### DIRECTIVE
Return all the entries exactly, keeping pictures out.
## begin EXTRACTED MATERIAL
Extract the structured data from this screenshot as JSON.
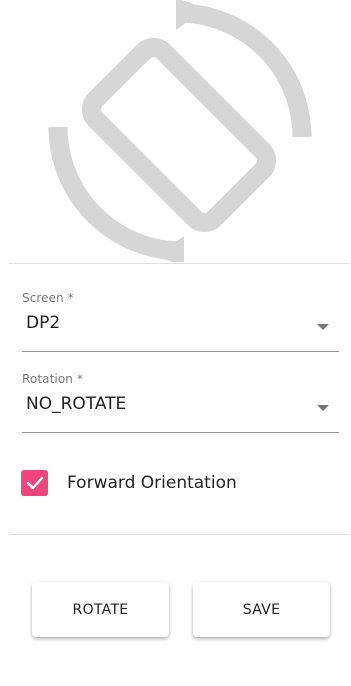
{
  "hero": {
    "icon": "screen-rotation-icon",
    "color": "#d6d6d6"
  },
  "form": {
    "screen": {
      "label": "Screen *",
      "value": "DP2"
    },
    "rotation": {
      "label": "Rotation *",
      "value": "NO_ROTATE"
    },
    "forward_orientation": {
      "label": "Forward Orientation",
      "checked": true,
      "color": "#f0457e"
    }
  },
  "actions": {
    "rotate_label": "ROTATE",
    "save_label": "SAVE"
  }
}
## end EXTRACTED MATERIAL
### PROBLEM SOLUTION
Extract the structured data from this screenshot as JSON.
{
  "hero": {
    "icon": "screen-rotation-icon",
    "color": "#d6d6d6"
  },
  "form": {
    "screen": {
      "label": "Screen *",
      "value": "DP2"
    },
    "rotation": {
      "label": "Rotation *",
      "value": "NO_ROTATE"
    },
    "forward_orientation": {
      "label": "Forward Orientation",
      "checked": true,
      "color": "#f0457e"
    }
  },
  "actions": {
    "rotate_label": "ROTATE",
    "save_label": "SAVE"
  }
}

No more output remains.